Here are some records. Copy each one exactly.
= = =
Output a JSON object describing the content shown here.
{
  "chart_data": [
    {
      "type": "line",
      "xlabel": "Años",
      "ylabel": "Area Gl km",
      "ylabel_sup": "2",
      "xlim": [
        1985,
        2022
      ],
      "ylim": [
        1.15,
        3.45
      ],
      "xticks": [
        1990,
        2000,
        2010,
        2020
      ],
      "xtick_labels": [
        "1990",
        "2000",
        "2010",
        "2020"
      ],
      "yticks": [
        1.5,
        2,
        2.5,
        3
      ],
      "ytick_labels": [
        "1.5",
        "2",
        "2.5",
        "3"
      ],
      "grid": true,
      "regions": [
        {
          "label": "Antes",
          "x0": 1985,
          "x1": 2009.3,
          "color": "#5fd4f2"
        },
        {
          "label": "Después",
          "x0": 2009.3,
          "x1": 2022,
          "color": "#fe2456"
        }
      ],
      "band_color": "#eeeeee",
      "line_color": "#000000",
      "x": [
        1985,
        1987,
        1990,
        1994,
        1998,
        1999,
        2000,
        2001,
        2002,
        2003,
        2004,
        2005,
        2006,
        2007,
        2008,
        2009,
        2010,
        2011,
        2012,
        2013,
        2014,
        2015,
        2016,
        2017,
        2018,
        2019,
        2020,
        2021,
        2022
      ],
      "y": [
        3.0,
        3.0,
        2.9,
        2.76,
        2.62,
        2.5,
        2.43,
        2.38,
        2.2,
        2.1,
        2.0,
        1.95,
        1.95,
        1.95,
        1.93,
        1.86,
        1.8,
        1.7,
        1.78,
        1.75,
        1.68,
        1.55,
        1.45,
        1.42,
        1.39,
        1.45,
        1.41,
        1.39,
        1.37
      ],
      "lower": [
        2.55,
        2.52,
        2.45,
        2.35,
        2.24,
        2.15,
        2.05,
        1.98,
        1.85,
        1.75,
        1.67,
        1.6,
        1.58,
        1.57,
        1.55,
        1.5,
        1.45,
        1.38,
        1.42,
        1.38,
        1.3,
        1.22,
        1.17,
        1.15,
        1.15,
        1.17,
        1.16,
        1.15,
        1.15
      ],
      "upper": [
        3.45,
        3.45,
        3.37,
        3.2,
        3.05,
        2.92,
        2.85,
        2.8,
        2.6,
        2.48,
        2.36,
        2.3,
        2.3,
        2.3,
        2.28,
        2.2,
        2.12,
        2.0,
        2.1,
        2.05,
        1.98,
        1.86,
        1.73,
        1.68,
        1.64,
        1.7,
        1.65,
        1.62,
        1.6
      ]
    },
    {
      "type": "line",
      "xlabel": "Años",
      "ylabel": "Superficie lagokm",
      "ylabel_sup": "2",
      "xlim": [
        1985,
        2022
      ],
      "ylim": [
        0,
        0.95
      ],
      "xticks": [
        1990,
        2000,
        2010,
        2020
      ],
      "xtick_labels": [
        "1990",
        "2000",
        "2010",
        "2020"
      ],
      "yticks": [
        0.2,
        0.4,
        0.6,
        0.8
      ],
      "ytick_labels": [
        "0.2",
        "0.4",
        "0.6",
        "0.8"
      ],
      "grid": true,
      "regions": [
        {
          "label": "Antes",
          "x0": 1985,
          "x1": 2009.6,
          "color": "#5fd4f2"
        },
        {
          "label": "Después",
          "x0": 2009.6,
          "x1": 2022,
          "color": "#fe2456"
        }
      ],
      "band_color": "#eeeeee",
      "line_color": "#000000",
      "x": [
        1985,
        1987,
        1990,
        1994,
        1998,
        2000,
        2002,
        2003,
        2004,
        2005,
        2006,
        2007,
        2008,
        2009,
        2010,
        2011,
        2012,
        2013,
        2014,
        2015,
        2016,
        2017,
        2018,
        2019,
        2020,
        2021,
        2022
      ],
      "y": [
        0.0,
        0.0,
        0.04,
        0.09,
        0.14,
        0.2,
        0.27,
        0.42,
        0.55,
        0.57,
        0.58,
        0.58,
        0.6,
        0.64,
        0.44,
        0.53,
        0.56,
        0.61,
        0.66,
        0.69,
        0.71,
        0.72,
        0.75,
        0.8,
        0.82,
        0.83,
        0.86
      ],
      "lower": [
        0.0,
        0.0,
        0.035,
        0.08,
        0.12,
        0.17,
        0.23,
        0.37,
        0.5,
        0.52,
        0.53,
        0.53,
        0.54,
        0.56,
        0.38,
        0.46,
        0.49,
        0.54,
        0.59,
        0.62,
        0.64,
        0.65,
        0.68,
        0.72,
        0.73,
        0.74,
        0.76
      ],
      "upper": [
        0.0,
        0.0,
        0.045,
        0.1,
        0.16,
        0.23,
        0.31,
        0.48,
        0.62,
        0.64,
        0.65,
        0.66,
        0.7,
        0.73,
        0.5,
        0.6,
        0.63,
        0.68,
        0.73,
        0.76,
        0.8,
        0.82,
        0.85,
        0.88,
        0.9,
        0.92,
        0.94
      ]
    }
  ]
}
= = =
| SOLUTION TO THIS PROBLEM |
Output a JSON object describing the content shown here.
{
  "chart_data": [
    {
      "type": "line",
      "xlabel": "Años",
      "ylabel": "Area Gl km",
      "ylabel_sup": "2",
      "xlim": [
        1985,
        2022
      ],
      "ylim": [
        1.15,
        3.45
      ],
      "xticks": [
        1990,
        2000,
        2010,
        2020
      ],
      "xtick_labels": [
        "1990",
        "2000",
        "2010",
        "2020"
      ],
      "yticks": [
        1.5,
        2,
        2.5,
        3
      ],
      "ytick_labels": [
        "1.5",
        "2",
        "2.5",
        "3"
      ],
      "grid": true,
      "regions": [
        {
          "label": "Antes",
          "x0": 1985,
          "x1": 2009.3,
          "color": "#5fd4f2"
        },
        {
          "label": "Después",
          "x0": 2009.3,
          "x1": 2022,
          "color": "#fe2456"
        }
      ],
      "band_color": "#eeeeee",
      "line_color": "#000000",
      "x": [
        1985,
        1987,
        1990,
        1994,
        1998,
        1999,
        2000,
        2001,
        2002,
        2003,
        2004,
        2005,
        2006,
        2007,
        2008,
        2009,
        2010,
        2011,
        2012,
        2013,
        2014,
        2015,
        2016,
        2017,
        2018,
        2019,
        2020,
        2021,
        2022
      ],
      "y": [
        3.0,
        3.0,
        2.9,
        2.76,
        2.62,
        2.5,
        2.43,
        2.38,
        2.2,
        2.1,
        2.0,
        1.95,
        1.95,
        1.95,
        1.93,
        1.86,
        1.8,
        1.7,
        1.78,
        1.75,
        1.68,
        1.55,
        1.45,
        1.42,
        1.39,
        1.45,
        1.41,
        1.39,
        1.37
      ],
      "lower": [
        2.55,
        2.52,
        2.45,
        2.35,
        2.24,
        2.15,
        2.05,
        1.98,
        1.85,
        1.75,
        1.67,
        1.6,
        1.58,
        1.57,
        1.55,
        1.5,
        1.45,
        1.38,
        1.42,
        1.38,
        1.3,
        1.22,
        1.17,
        1.15,
        1.15,
        1.17,
        1.16,
        1.15,
        1.15
      ],
      "upper": [
        3.45,
        3.45,
        3.37,
        3.2,
        3.05,
        2.92,
        2.85,
        2.8,
        2.6,
        2.48,
        2.36,
        2.3,
        2.3,
        2.3,
        2.28,
        2.2,
        2.12,
        2.0,
        2.1,
        2.05,
        1.98,
        1.86,
        1.73,
        1.68,
        1.64,
        1.7,
        1.65,
        1.62,
        1.6
      ]
    },
    {
      "type": "line",
      "xlabel": "Años",
      "ylabel": "Superficie lagokm",
      "ylabel_sup": "2",
      "xlim": [
        1985,
        2022
      ],
      "ylim": [
        0,
        0.95
      ],
      "xticks": [
        1990,
        2000,
        2010,
        2020
      ],
      "xtick_labels": [
        "1990",
        "2000",
        "2010",
        "2020"
      ],
      "yticks": [
        0.2,
        0.4,
        0.6,
        0.8
      ],
      "ytick_labels": [
        "0.2",
        "0.4",
        "0.6",
        "0.8"
      ],
      "grid": true,
      "regions": [
        {
          "label": "Antes",
          "x0": 1985,
          "x1": 2009.6,
          "color": "#5fd4f2"
        },
        {
          "label": "Después",
          "x0": 2009.6,
          "x1": 2022,
          "color": "#fe2456"
        }
      ],
      "band_color": "#eeeeee",
      "line_color": "#000000",
      "x": [
        1985,
        1987,
        1990,
        1994,
        1998,
        2000,
        2002,
        2003,
        2004,
        2005,
        2006,
        2007,
        2008,
        2009,
        2010,
        2011,
        2012,
        2013,
        2014,
        2015,
        2016,
        2017,
        2018,
        2019,
        2020,
        2021,
        2022
      ],
      "y": [
        0.0,
        0.0,
        0.04,
        0.09,
        0.14,
        0.2,
        0.27,
        0.42,
        0.55,
        0.57,
        0.58,
        0.58,
        0.6,
        0.64,
        0.44,
        0.53,
        0.56,
        0.61,
        0.66,
        0.69,
        0.71,
        0.72,
        0.75,
        0.8,
        0.82,
        0.83,
        0.86
      ],
      "lower": [
        0.0,
        0.0,
        0.035,
        0.08,
        0.12,
        0.17,
        0.23,
        0.37,
        0.5,
        0.52,
        0.53,
        0.53,
        0.54,
        0.56,
        0.38,
        0.46,
        0.49,
        0.54,
        0.59,
        0.62,
        0.64,
        0.65,
        0.68,
        0.72,
        0.73,
        0.74,
        0.76
      ],
      "upper": [
        0.0,
        0.0,
        0.045,
        0.1,
        0.16,
        0.23,
        0.31,
        0.48,
        0.62,
        0.64,
        0.65,
        0.66,
        0.7,
        0.73,
        0.5,
        0.6,
        0.63,
        0.68,
        0.73,
        0.76,
        0.8,
        0.82,
        0.85,
        0.88,
        0.9,
        0.92,
        0.94
      ]
    }
  ]
}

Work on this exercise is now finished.